SOURCE RECORDS:
>>>>

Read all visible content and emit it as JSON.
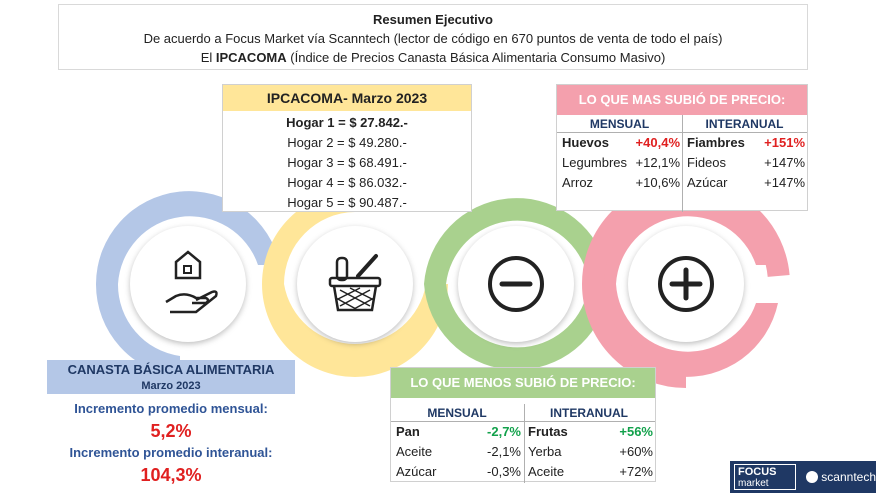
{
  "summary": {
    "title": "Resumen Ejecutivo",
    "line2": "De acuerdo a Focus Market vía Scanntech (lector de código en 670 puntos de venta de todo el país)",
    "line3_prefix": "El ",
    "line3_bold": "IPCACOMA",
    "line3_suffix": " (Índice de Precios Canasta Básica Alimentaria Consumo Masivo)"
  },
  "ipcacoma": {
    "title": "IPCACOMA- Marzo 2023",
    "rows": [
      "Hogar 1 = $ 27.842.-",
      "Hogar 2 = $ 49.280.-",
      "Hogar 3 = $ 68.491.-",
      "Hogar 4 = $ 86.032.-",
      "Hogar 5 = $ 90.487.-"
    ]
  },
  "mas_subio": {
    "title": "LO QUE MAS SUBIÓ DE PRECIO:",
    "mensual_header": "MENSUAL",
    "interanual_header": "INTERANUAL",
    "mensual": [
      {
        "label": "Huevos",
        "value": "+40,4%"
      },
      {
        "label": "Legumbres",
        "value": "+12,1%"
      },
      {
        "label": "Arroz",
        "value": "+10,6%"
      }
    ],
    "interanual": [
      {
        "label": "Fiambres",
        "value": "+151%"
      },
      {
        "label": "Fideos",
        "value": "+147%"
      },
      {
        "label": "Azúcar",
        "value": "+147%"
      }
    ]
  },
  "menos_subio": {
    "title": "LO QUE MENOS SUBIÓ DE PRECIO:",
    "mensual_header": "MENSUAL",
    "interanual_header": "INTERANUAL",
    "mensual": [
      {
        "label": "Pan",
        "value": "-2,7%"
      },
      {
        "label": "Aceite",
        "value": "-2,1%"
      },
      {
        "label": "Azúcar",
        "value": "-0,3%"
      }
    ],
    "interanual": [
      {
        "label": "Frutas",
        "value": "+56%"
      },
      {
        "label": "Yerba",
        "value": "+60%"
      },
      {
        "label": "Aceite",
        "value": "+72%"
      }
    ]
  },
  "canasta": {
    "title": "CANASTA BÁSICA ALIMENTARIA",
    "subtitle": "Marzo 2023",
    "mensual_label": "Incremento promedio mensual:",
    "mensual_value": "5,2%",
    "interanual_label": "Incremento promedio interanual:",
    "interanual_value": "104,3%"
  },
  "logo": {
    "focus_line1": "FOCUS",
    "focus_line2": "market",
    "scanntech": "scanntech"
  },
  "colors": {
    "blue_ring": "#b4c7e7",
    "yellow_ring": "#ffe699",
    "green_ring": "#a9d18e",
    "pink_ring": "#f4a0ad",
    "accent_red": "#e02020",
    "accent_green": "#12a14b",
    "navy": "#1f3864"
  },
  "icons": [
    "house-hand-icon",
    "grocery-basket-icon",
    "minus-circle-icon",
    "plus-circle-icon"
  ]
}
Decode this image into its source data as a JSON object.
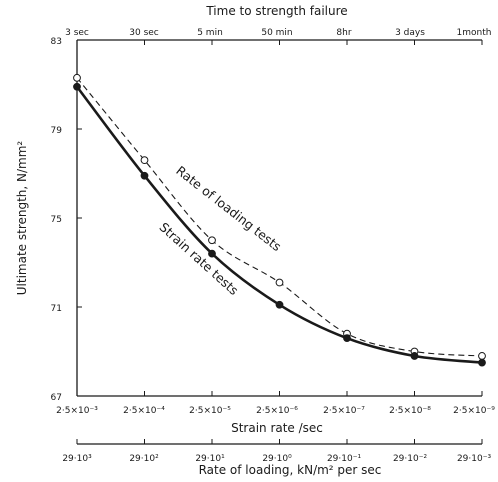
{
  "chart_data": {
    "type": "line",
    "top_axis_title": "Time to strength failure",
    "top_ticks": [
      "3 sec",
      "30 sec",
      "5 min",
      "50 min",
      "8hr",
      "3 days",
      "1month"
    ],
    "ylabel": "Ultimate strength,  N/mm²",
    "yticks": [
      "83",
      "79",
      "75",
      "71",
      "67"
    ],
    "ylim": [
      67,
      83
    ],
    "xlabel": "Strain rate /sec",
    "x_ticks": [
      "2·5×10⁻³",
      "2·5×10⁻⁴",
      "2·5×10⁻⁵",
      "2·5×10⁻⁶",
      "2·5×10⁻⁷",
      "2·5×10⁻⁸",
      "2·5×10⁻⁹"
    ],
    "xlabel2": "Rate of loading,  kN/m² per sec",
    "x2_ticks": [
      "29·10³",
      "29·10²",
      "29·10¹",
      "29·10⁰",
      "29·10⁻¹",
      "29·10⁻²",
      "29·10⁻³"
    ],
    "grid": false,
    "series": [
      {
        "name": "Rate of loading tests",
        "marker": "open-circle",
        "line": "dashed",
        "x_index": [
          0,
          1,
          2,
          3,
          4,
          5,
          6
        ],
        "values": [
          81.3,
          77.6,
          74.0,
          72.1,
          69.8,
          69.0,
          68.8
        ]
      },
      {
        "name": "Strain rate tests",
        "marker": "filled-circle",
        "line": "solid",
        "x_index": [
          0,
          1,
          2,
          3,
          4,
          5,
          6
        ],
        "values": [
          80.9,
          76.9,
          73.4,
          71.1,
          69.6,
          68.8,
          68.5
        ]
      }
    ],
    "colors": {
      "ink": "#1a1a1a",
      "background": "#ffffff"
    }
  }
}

<<<<

GIVEN REQUEST:
Find "Marzo". Copy every line it occurs in.

THE ANSWER:
    "title": "IPCACOMA- Marzo 2023",
    "subtitle": "Marzo 2023",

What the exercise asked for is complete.